Collected data:
▬▬▬

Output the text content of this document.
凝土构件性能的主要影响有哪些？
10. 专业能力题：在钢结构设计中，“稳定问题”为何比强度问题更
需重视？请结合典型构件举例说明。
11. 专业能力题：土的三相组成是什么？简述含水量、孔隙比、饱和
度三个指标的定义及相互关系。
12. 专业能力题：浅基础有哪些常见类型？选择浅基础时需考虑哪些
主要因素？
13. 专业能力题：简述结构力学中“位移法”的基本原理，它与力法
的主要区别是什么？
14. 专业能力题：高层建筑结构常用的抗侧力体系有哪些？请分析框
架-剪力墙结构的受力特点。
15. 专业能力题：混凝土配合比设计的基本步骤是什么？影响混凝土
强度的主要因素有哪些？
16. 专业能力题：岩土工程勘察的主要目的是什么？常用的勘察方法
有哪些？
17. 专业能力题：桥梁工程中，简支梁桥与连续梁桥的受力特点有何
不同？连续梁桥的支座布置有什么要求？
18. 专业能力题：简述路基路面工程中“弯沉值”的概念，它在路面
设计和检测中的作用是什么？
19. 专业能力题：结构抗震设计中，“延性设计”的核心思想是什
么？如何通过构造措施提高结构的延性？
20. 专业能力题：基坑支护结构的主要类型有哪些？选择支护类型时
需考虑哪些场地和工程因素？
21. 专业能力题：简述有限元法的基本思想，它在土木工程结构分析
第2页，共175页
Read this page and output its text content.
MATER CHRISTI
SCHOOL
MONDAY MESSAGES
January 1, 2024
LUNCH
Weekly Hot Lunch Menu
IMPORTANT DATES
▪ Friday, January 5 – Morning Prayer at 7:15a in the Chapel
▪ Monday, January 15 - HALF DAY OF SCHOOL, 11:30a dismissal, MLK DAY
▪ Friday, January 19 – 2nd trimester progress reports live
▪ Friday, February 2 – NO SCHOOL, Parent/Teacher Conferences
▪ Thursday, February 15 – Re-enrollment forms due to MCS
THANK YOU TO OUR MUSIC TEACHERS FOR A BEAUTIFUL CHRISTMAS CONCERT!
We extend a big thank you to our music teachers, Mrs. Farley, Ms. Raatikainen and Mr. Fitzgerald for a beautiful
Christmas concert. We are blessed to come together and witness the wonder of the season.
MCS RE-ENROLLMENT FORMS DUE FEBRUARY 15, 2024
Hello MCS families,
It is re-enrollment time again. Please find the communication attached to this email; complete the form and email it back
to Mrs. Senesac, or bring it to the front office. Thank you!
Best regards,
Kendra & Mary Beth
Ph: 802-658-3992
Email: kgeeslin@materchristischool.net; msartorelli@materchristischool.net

▬▬▬

* _Your task_
Copy out each line in the preceding records that contains "text".

* _The answer_
Output the text content of this document.
Read this page and output its text content.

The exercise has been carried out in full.